:: Listed entries ::

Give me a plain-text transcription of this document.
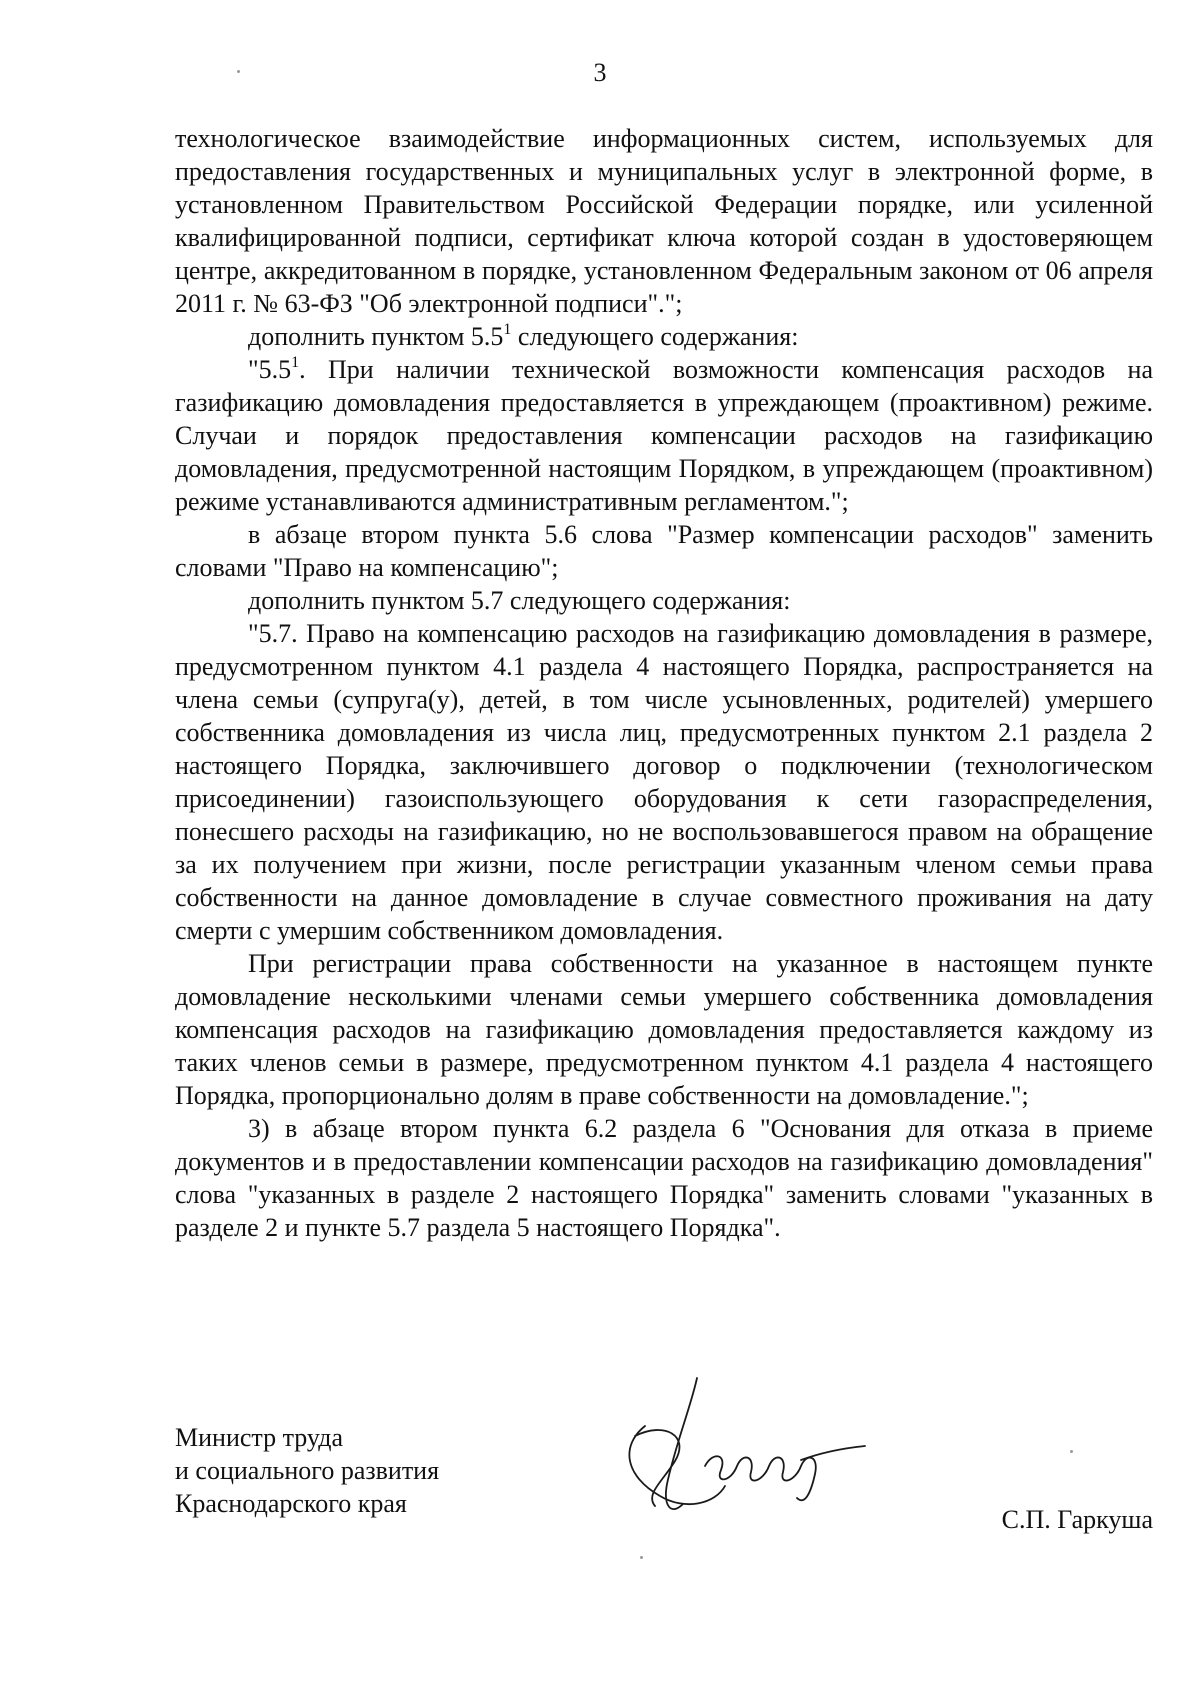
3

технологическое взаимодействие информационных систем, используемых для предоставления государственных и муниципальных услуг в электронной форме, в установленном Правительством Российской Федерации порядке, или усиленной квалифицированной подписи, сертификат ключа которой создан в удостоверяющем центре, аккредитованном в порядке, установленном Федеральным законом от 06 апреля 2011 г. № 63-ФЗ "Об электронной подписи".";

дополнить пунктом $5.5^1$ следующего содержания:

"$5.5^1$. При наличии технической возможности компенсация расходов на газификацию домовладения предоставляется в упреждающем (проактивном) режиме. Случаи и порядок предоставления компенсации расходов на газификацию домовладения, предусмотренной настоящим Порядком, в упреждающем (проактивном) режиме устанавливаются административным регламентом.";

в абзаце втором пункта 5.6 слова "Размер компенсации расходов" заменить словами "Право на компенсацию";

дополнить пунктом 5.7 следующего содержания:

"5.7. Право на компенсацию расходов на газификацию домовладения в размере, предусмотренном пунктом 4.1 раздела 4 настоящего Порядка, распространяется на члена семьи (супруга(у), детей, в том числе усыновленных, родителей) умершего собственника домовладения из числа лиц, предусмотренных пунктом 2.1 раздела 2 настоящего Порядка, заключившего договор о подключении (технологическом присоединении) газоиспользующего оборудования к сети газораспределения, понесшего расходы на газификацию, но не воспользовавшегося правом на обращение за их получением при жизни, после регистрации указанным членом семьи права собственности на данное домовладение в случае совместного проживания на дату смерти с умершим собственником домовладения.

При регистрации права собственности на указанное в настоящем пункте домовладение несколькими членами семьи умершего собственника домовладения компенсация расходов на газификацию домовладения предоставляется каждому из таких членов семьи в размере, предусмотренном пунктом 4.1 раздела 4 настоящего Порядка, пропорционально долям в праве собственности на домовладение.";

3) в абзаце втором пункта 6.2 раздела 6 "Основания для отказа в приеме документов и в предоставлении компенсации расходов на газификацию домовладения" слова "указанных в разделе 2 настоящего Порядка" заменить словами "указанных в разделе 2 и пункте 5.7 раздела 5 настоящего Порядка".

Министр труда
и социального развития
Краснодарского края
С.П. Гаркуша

:::

* What the task requires:
Without including any pictures, reproduce the listing exactly.

* Solved problem:
Give me a plain-text transcription of this document.
3

технологическое взаимодействие информационных систем, используемых для предоставления государственных и муниципальных услуг в электронной форме, в установленном Правительством Российской Федерации порядке, или усиленной квалифицированной подписи, сертификат ключа которой создан в удостоверяющем центре, аккредитованном в порядке, установленном Федеральным законом от 06 апреля 2011 г. № 63-ФЗ "Об электронной подписи".";

дополнить пунктом $5.5^1$ следующего содержания:

"$5.5^1$. При наличии технической возможности компенсация расходов на газификацию домовладения предоставляется в упреждающем (проактивном) режиме. Случаи и порядок предоставления компенсации расходов на газификацию домовладения, предусмотренной настоящим Порядком, в упреждающем (проактивном) режиме устанавливаются административным регламентом.";

в абзаце втором пункта 5.6 слова "Размер компенсации расходов" заменить словами "Право на компенсацию";

дополнить пунктом 5.7 следующего содержания:

"5.7. Право на компенсацию расходов на газификацию домовладения в размере, предусмотренном пунктом 4.1 раздела 4 настоящего Порядка, распространяется на члена семьи (супруга(у), детей, в том числе усыновленных, родителей) умершего собственника домовладения из числа лиц, предусмотренных пунктом 2.1 раздела 2 настоящего Порядка, заключившего договор о подключении (технологическом присоединении) газоиспользующего оборудования к сети газораспределения, понесшего расходы на газификацию, но не воспользовавшегося правом на обращение за их получением при жизни, после регистрации указанным членом семьи права собственности на данное домовладение в случае совместного проживания на дату смерти с умершим собственником домовладения.

При регистрации права собственности на указанное в настоящем пункте домовладение несколькими членами семьи умершего собственника домовладения компенсация расходов на газификацию домовладения предоставляется каждому из таких членов семьи в размере, предусмотренном пунктом 4.1 раздела 4 настоящего Порядка, пропорционально долям в праве собственности на домовладение.";

3) в абзаце втором пункта 6.2 раздела 6 "Основания для отказа в приеме документов и в предоставлении компенсации расходов на газификацию домовладения" слова "указанных в разделе 2 настоящего Порядка" заменить словами "указанных в разделе 2 и пункте 5.7 раздела 5 настоящего Порядка".

Министр труда
и социального развития
Краснодарского края
С.П. Гаркуша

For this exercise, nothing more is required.